_Goal_
Reproduce each line exactly, including spacing and punctuation.

════════

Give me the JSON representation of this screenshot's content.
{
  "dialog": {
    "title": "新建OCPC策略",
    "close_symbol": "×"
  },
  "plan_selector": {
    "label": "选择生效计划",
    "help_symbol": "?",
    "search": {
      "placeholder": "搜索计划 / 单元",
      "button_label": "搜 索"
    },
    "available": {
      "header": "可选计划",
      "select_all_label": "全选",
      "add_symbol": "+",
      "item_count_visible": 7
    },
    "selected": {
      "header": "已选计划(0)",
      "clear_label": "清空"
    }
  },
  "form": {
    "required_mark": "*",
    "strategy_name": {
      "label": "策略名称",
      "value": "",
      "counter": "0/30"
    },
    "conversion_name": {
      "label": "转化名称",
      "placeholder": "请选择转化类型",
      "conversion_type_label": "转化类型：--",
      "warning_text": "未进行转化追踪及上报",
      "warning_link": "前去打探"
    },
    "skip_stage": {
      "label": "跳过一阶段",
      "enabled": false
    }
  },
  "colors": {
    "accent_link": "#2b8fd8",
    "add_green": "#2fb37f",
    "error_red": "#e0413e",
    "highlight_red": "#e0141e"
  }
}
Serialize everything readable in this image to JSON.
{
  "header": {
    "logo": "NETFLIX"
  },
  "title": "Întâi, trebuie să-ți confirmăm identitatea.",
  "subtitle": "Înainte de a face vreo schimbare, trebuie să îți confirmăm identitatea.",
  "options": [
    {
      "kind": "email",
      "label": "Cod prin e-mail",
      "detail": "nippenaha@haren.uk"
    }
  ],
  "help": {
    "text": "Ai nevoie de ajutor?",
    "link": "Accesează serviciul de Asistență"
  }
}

════════

_Final result_
Give me the JSON representation of this screenshot's content.
{
  "dialog": {
    "title": "新建OCPC策略",
    "close_symbol": "×"
  },
  "plan_selector": {
    "label": "选择生效计划",
    "help_symbol": "?",
    "search": {
      "placeholder": "搜索计划 / 单元",
      "button_label": "搜 索"
    },
    "available": {
      "header": "可选计划",
      "select_all_label": "全选",
      "add_symbol": "+",
      "item_count_visible": 7
    },
    "selected": {
      "header": "已选计划(0)",
      "clear_label": "清空"
    }
  },
  "form": {
    "required_mark": "*",
    "strategy_name": {
      "label": "策略名称",
      "value": "",
      "counter": "0/30"
    },
    "conversion_name": {
      "label": "转化名称",
      "placeholder": "请选择转化类型",
      "conversion_type_label": "转化类型：--",
      "warning_text": "未进行转化追踪及上报",
      "warning_link": "前去打探"
    },
    "skip_stage": {
      "label": "跳过一阶段",
      "enabled": false
    }
  },
  "colors": {
    "accent_link": "#2b8fd8",
    "add_green": "#2fb37f",
    "error_red": "#e0413e",
    "highlight_red": "#e0141e"
  }
}
Serialize everything readable in this image to JSON.
{
  "header": {
    "logo": "NETFLIX"
  },
  "title": "Întâi, trebuie să-ți confirmăm identitatea.",
  "subtitle": "Înainte de a face vreo schimbare, trebuie să îți confirmăm identitatea.",
  "options": [
    {
      "kind": "email",
      "label": "Cod prin e-mail",
      "detail": "nippenaha@haren.uk"
    }
  ],
  "help": {
    "text": "Ai nevoie de ajutor?",
    "link": "Accesează serviciul de Asistență"
  }
}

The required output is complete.